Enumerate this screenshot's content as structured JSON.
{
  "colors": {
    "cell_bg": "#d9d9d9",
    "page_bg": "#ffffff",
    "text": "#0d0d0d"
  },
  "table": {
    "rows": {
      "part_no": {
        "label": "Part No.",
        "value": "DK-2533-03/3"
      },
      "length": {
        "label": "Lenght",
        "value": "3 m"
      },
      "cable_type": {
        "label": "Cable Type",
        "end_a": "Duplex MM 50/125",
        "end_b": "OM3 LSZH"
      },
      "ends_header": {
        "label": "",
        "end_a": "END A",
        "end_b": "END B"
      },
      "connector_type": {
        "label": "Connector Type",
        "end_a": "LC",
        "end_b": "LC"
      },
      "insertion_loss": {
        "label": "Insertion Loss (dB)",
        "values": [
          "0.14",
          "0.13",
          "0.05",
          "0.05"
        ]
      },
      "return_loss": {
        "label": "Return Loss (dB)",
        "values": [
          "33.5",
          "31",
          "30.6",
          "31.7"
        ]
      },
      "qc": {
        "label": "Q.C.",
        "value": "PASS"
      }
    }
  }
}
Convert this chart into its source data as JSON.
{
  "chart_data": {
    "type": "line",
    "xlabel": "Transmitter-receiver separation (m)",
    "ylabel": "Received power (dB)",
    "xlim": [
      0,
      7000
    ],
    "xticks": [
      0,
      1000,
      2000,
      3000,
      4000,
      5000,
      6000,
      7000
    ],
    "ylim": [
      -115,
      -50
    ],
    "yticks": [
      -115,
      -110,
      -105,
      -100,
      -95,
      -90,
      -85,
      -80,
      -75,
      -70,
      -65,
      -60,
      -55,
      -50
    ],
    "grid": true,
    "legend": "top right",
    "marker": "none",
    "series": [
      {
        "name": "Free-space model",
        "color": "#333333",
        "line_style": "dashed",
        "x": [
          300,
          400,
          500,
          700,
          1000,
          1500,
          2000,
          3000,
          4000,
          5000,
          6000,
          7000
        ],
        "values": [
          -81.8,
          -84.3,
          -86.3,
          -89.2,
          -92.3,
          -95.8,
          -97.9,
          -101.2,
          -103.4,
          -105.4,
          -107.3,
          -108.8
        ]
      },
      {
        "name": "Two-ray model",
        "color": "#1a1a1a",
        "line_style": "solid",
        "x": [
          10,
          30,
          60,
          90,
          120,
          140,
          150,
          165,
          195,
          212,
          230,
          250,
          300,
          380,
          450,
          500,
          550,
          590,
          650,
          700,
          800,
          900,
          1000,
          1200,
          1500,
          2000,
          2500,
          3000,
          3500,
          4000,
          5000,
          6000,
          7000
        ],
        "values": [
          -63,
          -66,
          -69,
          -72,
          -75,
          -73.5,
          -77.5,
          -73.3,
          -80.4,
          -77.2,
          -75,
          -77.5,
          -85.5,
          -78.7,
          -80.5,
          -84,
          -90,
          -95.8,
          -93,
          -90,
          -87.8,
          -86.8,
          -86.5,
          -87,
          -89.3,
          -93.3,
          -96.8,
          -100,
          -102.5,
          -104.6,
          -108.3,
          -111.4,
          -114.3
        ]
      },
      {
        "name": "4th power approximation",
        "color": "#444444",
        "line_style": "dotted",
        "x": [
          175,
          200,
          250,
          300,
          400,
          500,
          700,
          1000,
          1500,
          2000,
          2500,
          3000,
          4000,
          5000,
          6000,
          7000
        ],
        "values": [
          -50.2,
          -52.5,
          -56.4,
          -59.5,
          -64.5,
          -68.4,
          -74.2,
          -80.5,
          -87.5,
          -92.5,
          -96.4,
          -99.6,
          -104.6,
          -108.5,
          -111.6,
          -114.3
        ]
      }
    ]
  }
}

• • • • • • •

Your objective: Repeat the material word for word, in full.

Written answer:
Enumerate this screenshot's content as structured JSON.
{
  "colors": {
    "cell_bg": "#d9d9d9",
    "page_bg": "#ffffff",
    "text": "#0d0d0d"
  },
  "table": {
    "rows": {
      "part_no": {
        "label": "Part No.",
        "value": "DK-2533-03/3"
      },
      "length": {
        "label": "Lenght",
        "value": "3 m"
      },
      "cable_type": {
        "label": "Cable Type",
        "end_a": "Duplex MM 50/125",
        "end_b": "OM3 LSZH"
      },
      "ends_header": {
        "label": "",
        "end_a": "END A",
        "end_b": "END B"
      },
      "connector_type": {
        "label": "Connector Type",
        "end_a": "LC",
        "end_b": "LC"
      },
      "insertion_loss": {
        "label": "Insertion Loss (dB)",
        "values": [
          "0.14",
          "0.13",
          "0.05",
          "0.05"
        ]
      },
      "return_loss": {
        "label": "Return Loss (dB)",
        "values": [
          "33.5",
          "31",
          "30.6",
          "31.7"
        ]
      },
      "qc": {
        "label": "Q.C.",
        "value": "PASS"
      }
    }
  }
}
Convert this chart into its source data as JSON.
{
  "chart_data": {
    "type": "line",
    "xlabel": "Transmitter-receiver separation (m)",
    "ylabel": "Received power (dB)",
    "xlim": [
      0,
      7000
    ],
    "xticks": [
      0,
      1000,
      2000,
      3000,
      4000,
      5000,
      6000,
      7000
    ],
    "ylim": [
      -115,
      -50
    ],
    "yticks": [
      -115,
      -110,
      -105,
      -100,
      -95,
      -90,
      -85,
      -80,
      -75,
      -70,
      -65,
      -60,
      -55,
      -50
    ],
    "grid": true,
    "legend": "top right",
    "marker": "none",
    "series": [
      {
        "name": "Free-space model",
        "color": "#333333",
        "line_style": "dashed",
        "x": [
          300,
          400,
          500,
          700,
          1000,
          1500,
          2000,
          3000,
          4000,
          5000,
          6000,
          7000
        ],
        "values": [
          -81.8,
          -84.3,
          -86.3,
          -89.2,
          -92.3,
          -95.8,
          -97.9,
          -101.2,
          -103.4,
          -105.4,
          -107.3,
          -108.8
        ]
      },
      {
        "name": "Two-ray model",
        "color": "#1a1a1a",
        "line_style": "solid",
        "x": [
          10,
          30,
          60,
          90,
          120,
          140,
          150,
          165,
          195,
          212,
          230,
          250,
          300,
          380,
          450,
          500,
          550,
          590,
          650,
          700,
          800,
          900,
          1000,
          1200,
          1500,
          2000,
          2500,
          3000,
          3500,
          4000,
          5000,
          6000,
          7000
        ],
        "values": [
          -63,
          -66,
          -69,
          -72,
          -75,
          -73.5,
          -77.5,
          -73.3,
          -80.4,
          -77.2,
          -75,
          -77.5,
          -85.5,
          -78.7,
          -80.5,
          -84,
          -90,
          -95.8,
          -93,
          -90,
          -87.8,
          -86.8,
          -86.5,
          -87,
          -89.3,
          -93.3,
          -96.8,
          -100,
          -102.5,
          -104.6,
          -108.3,
          -111.4,
          -114.3
        ]
      },
      {
        "name": "4th power approximation",
        "color": "#444444",
        "line_style": "dotted",
        "x": [
          175,
          200,
          250,
          300,
          400,
          500,
          700,
          1000,
          1500,
          2000,
          2500,
          3000,
          4000,
          5000,
          6000,
          7000
        ],
        "values": [
          -50.2,
          -52.5,
          -56.4,
          -59.5,
          -64.5,
          -68.4,
          -74.2,
          -80.5,
          -87.5,
          -92.5,
          -96.4,
          -99.6,
          -104.6,
          -108.5,
          -111.6,
          -114.3
        ]
      }
    ]
  }
}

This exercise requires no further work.